> _Input_:
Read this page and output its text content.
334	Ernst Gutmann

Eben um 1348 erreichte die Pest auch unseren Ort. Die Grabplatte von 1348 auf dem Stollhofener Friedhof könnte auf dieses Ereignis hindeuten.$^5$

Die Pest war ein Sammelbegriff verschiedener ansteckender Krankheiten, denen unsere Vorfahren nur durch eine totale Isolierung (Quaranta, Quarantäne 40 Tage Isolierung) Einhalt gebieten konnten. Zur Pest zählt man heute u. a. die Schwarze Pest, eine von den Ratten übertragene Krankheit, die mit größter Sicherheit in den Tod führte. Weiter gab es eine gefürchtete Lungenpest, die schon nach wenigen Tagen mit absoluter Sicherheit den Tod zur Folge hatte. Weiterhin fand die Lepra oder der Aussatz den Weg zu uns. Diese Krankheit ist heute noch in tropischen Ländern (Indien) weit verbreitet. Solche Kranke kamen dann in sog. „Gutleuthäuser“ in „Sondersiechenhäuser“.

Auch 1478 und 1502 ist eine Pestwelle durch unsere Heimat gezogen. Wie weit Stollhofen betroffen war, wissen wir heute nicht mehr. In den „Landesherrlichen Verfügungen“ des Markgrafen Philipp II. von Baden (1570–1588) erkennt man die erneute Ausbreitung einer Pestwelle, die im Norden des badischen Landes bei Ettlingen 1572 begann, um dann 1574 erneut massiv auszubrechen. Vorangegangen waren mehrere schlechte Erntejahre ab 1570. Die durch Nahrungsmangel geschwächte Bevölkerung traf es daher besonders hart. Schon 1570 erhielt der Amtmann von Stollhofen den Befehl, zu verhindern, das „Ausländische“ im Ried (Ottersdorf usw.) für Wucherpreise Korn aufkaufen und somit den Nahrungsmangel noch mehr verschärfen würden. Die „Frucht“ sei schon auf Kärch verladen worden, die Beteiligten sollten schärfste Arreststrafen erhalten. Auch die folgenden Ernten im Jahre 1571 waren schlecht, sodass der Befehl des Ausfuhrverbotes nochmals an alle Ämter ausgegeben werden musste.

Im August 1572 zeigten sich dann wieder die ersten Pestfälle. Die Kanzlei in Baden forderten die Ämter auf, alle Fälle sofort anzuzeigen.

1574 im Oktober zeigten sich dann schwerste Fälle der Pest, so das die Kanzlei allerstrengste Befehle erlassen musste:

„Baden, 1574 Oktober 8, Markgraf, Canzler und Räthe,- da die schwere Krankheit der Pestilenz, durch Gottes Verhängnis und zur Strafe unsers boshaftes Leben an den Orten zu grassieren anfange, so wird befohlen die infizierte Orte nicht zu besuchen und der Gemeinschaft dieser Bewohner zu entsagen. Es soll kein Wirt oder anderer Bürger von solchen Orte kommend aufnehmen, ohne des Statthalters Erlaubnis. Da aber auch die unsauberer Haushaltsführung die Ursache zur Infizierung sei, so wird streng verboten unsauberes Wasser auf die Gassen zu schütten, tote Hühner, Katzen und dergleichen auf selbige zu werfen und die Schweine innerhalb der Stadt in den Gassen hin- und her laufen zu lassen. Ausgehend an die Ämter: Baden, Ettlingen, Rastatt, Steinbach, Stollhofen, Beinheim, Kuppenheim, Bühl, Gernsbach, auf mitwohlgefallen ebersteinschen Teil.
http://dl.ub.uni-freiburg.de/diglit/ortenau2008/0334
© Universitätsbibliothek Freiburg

> _Problem requirements_: Write the entire listing out again, word for word.

> _The completed task_:
Read this page and output its text content.
334	Ernst Gutmann

Eben um 1348 erreichte die Pest auch unseren Ort. Die Grabplatte von 1348 auf dem Stollhofener Friedhof könnte auf dieses Ereignis hindeuten.$^5$

Die Pest war ein Sammelbegriff verschiedener ansteckender Krankheiten, denen unsere Vorfahren nur durch eine totale Isolierung (Quaranta, Quarantäne 40 Tage Isolierung) Einhalt gebieten konnten. Zur Pest zählt man heute u. a. die Schwarze Pest, eine von den Ratten übertragene Krankheit, die mit größter Sicherheit in den Tod führte. Weiter gab es eine gefürchtete Lungenpest, die schon nach wenigen Tagen mit absoluter Sicherheit den Tod zur Folge hatte. Weiterhin fand die Lepra oder der Aussatz den Weg zu uns. Diese Krankheit ist heute noch in tropischen Ländern (Indien) weit verbreitet. Solche Kranke kamen dann in sog. „Gutleuthäuser“ in „Sondersiechenhäuser“.

Auch 1478 und 1502 ist eine Pestwelle durch unsere Heimat gezogen. Wie weit Stollhofen betroffen war, wissen wir heute nicht mehr. In den „Landesherrlichen Verfügungen“ des Markgrafen Philipp II. von Baden (1570–1588) erkennt man die erneute Ausbreitung einer Pestwelle, die im Norden des badischen Landes bei Ettlingen 1572 begann, um dann 1574 erneut massiv auszubrechen. Vorangegangen waren mehrere schlechte Erntejahre ab 1570. Die durch Nahrungsmangel geschwächte Bevölkerung traf es daher besonders hart. Schon 1570 erhielt der Amtmann von Stollhofen den Befehl, zu verhindern, das „Ausländische“ im Ried (Ottersdorf usw.) für Wucherpreise Korn aufkaufen und somit den Nahrungsmangel noch mehr verschärfen würden. Die „Frucht“ sei schon auf Kärch verladen worden, die Beteiligten sollten schärfste Arreststrafen erhalten. Auch die folgenden Ernten im Jahre 1571 waren schlecht, sodass der Befehl des Ausfuhrverbotes nochmals an alle Ämter ausgegeben werden musste.

Im August 1572 zeigten sich dann wieder die ersten Pestfälle. Die Kanzlei in Baden forderten die Ämter auf, alle Fälle sofort anzuzeigen.

1574 im Oktober zeigten sich dann schwerste Fälle der Pest, so das die Kanzlei allerstrengste Befehle erlassen musste:

„Baden, 1574 Oktober 8, Markgraf, Canzler und Räthe,- da die schwere Krankheit der Pestilenz, durch Gottes Verhängnis und zur Strafe unsers boshaftes Leben an den Orten zu grassieren anfange, so wird befohlen die infizierte Orte nicht zu besuchen und der Gemeinschaft dieser Bewohner zu entsagen. Es soll kein Wirt oder anderer Bürger von solchen Orte kommend aufnehmen, ohne des Statthalters Erlaubnis. Da aber auch die unsauberer Haushaltsführung die Ursache zur Infizierung sei, so wird streng verboten unsauberes Wasser auf die Gassen zu schütten, tote Hühner, Katzen und dergleichen auf selbige zu werfen und die Schweine innerhalb der Stadt in den Gassen hin- und her laufen zu lassen. Ausgehend an die Ämter: Baden, Ettlingen, Rastatt, Steinbach, Stollhofen, Beinheim, Kuppenheim, Bühl, Gernsbach, auf mitwohlgefallen ebersteinschen Teil.
http://dl.ub.uni-freiburg.de/diglit/ortenau2008/0334
© Universitätsbibliothek Freiburg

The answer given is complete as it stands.